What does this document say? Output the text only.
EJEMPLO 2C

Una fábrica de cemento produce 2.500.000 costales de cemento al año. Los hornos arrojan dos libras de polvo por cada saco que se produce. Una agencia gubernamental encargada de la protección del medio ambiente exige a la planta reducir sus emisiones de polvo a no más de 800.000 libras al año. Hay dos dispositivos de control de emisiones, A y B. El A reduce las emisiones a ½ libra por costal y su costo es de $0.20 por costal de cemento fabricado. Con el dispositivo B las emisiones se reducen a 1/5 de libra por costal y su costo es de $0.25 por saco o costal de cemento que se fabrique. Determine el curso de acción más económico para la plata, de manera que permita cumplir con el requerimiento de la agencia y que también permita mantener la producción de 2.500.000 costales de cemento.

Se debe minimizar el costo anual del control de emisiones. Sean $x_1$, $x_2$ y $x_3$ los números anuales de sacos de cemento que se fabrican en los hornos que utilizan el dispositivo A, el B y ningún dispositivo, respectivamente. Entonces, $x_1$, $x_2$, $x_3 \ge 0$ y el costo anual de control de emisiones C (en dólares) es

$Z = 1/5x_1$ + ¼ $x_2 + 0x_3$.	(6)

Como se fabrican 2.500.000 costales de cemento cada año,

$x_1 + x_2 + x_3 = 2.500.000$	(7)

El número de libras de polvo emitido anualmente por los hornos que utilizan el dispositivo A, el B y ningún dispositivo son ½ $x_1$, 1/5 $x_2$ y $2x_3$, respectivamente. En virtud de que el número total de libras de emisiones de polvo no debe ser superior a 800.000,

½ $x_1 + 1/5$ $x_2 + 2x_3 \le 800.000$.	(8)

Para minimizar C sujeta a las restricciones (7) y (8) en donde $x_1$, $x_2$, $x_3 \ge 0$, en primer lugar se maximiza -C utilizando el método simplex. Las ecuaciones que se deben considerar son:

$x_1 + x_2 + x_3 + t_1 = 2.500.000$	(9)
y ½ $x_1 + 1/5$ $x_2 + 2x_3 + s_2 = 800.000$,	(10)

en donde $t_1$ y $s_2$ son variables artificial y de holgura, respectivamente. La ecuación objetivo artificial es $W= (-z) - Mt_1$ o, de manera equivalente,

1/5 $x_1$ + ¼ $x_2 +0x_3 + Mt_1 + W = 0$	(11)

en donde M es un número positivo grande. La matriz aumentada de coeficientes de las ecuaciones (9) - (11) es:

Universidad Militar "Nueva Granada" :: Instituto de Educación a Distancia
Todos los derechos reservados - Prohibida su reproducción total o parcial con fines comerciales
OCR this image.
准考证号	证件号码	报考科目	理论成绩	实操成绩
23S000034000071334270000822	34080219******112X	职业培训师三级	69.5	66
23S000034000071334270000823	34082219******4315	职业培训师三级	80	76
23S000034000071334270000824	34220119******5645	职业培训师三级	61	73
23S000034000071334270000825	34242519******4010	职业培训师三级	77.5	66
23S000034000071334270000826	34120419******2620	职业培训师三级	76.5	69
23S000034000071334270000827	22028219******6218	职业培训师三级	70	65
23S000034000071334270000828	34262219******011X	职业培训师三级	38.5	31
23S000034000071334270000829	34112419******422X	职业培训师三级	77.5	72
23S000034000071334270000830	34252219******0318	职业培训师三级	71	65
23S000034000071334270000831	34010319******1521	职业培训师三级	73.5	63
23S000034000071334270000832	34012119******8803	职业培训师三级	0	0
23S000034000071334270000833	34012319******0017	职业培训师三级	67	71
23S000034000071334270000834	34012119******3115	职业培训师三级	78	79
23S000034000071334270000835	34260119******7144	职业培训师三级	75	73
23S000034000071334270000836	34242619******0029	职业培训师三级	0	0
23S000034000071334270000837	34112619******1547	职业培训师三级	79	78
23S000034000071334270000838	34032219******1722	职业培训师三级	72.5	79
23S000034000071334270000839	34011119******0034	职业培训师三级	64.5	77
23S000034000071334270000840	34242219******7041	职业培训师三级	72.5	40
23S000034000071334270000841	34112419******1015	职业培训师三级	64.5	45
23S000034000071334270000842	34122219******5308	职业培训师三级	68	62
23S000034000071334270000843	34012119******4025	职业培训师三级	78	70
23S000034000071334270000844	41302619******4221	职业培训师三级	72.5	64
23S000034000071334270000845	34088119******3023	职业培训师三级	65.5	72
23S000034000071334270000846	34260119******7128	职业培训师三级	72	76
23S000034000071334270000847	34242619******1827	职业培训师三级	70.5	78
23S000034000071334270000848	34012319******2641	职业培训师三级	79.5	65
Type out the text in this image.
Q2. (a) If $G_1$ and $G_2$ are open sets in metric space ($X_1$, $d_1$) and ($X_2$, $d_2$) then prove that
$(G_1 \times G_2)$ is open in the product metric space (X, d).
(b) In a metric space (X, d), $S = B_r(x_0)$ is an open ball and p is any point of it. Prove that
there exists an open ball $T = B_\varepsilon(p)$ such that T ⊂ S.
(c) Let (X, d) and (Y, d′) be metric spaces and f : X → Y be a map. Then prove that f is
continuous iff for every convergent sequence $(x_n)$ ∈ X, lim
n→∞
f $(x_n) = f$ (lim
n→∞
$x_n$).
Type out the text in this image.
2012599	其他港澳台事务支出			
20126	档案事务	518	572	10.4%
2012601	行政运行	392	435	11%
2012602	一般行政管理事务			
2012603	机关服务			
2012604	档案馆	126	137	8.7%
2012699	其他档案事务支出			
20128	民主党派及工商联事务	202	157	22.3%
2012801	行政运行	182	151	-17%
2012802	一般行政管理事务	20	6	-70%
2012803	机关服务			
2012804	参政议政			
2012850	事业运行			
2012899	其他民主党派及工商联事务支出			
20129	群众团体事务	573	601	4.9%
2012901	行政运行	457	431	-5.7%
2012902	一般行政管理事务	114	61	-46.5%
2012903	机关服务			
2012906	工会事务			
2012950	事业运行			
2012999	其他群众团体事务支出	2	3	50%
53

Work to be completed: Output each record precisely as given.

Solution to the problem:
What does this document say? Output the text only.
EJEMPLO 2C

Una fábrica de cemento produce 2.500.000 costales de cemento al año. Los hornos arrojan dos libras de polvo por cada saco que se produce. Una agencia gubernamental encargada de la protección del medio ambiente exige a la planta reducir sus emisiones de polvo a no más de 800.000 libras al año. Hay dos dispositivos de control de emisiones, A y B. El A reduce las emisiones a ½ libra por costal y su costo es de $0.20 por costal de cemento fabricado. Con el dispositivo B las emisiones se reducen a 1/5 de libra por costal y su costo es de $0.25 por saco o costal de cemento que se fabrique. Determine el curso de acción más económico para la plata, de manera que permita cumplir con el requerimiento de la agencia y que también permita mantener la producción de 2.500.000 costales de cemento.

Se debe minimizar el costo anual del control de emisiones. Sean $x_1$, $x_2$ y $x_3$ los números anuales de sacos de cemento que se fabrican en los hornos que utilizan el dispositivo A, el B y ningún dispositivo, respectivamente. Entonces, $x_1$, $x_2$, $x_3 \ge 0$ y el costo anual de control de emisiones C (en dólares) es

$Z = 1/5x_1$ + ¼ $x_2 + 0x_3$.	(6)

Como se fabrican 2.500.000 costales de cemento cada año,

$x_1 + x_2 + x_3 = 2.500.000$	(7)

El número de libras de polvo emitido anualmente por los hornos que utilizan el dispositivo A, el B y ningún dispositivo son ½ $x_1$, 1/5 $x_2$ y $2x_3$, respectivamente. En virtud de que el número total de libras de emisiones de polvo no debe ser superior a 800.000,

½ $x_1 + 1/5$ $x_2 + 2x_3 \le 800.000$.	(8)

Para minimizar C sujeta a las restricciones (7) y (8) en donde $x_1$, $x_2$, $x_3 \ge 0$, en primer lugar se maximiza -C utilizando el método simplex. Las ecuaciones que se deben considerar son:

$x_1 + x_2 + x_3 + t_1 = 2.500.000$	(9)
y ½ $x_1 + 1/5$ $x_2 + 2x_3 + s_2 = 800.000$,	(10)

en donde $t_1$ y $s_2$ son variables artificial y de holgura, respectivamente. La ecuación objetivo artificial es $W= (-z) - Mt_1$ o, de manera equivalente,

1/5 $x_1$ + ¼ $x_2 +0x_3 + Mt_1 + W = 0$	(11)

en donde M es un número positivo grande. La matriz aumentada de coeficientes de las ecuaciones (9) - (11) es:

Universidad Militar "Nueva Granada" :: Instituto de Educación a Distancia
Todos los derechos reservados - Prohibida su reproducción total o parcial con fines comerciales
OCR this image.
准考证号	证件号码	报考科目	理论成绩	实操成绩
23S000034000071334270000822	34080219******112X	职业培训师三级	69.5	66
23S000034000071334270000823	34082219******4315	职业培训师三级	80	76
23S000034000071334270000824	34220119******5645	职业培训师三级	61	73
23S000034000071334270000825	34242519******4010	职业培训师三级	77.5	66
23S000034000071334270000826	34120419******2620	职业培训师三级	76.5	69
23S000034000071334270000827	22028219******6218	职业培训师三级	70	65
23S000034000071334270000828	34262219******011X	职业培训师三级	38.5	31
23S000034000071334270000829	34112419******422X	职业培训师三级	77.5	72
23S000034000071334270000830	34252219******0318	职业培训师三级	71	65
23S000034000071334270000831	34010319******1521	职业培训师三级	73.5	63
23S000034000071334270000832	34012119******8803	职业培训师三级	0	0
23S000034000071334270000833	34012319******0017	职业培训师三级	67	71
23S000034000071334270000834	34012119******3115	职业培训师三级	78	79
23S000034000071334270000835	34260119******7144	职业培训师三级	75	73
23S000034000071334270000836	34242619******0029	职业培训师三级	0	0
23S000034000071334270000837	34112619******1547	职业培训师三级	79	78
23S000034000071334270000838	34032219******1722	职业培训师三级	72.5	79
23S000034000071334270000839	34011119******0034	职业培训师三级	64.5	77
23S000034000071334270000840	34242219******7041	职业培训师三级	72.5	40
23S000034000071334270000841	34112419******1015	职业培训师三级	64.5	45
23S000034000071334270000842	34122219******5308	职业培训师三级	68	62
23S000034000071334270000843	34012119******4025	职业培训师三级	78	70
23S000034000071334270000844	41302619******4221	职业培训师三级	72.5	64
23S000034000071334270000845	34088119******3023	职业培训师三级	65.5	72
23S000034000071334270000846	34260119******7128	职业培训师三级	72	76
23S000034000071334270000847	34242619******1827	职业培训师三级	70.5	78
23S000034000071334270000848	34012319******2641	职业培训师三级	79.5	65
Type out the text in this image.
Q2. (a) If $G_1$ and $G_2$ are open sets in metric space ($X_1$, $d_1$) and ($X_2$, $d_2$) then prove that
$(G_1 \times G_2)$ is open in the product metric space (X, d).
(b) In a metric space (X, d), $S = B_r(x_0)$ is an open ball and p is any point of it. Prove that
there exists an open ball $T = B_\varepsilon(p)$ such that T ⊂ S.
(c) Let (X, d) and (Y, d′) be metric spaces and f : X → Y be a map. Then prove that f is
continuous iff for every convergent sequence $(x_n)$ ∈ X, lim
n→∞
f $(x_n) = f$ (lim
n→∞
$x_n$).
Type out the text in this image.
2012599	其他港澳台事务支出			
20126	档案事务	518	572	10.4%
2012601	行政运行	392	435	11%
2012602	一般行政管理事务			
2012603	机关服务			
2012604	档案馆	126	137	8.7%
2012699	其他档案事务支出			
20128	民主党派及工商联事务	202	157	22.3%
2012801	行政运行	182	151	-17%
2012802	一般行政管理事务	20	6	-70%
2012803	机关服务			
2012804	参政议政			
2012850	事业运行			
2012899	其他民主党派及工商联事务支出			
20129	群众团体事务	573	601	4.9%
2012901	行政运行	457	431	-5.7%
2012902	一般行政管理事务	114	61	-46.5%
2012903	机关服务			
2012906	工会事务			
2012950	事业运行			
2012999	其他群众团体事务支出	2	3	50%
53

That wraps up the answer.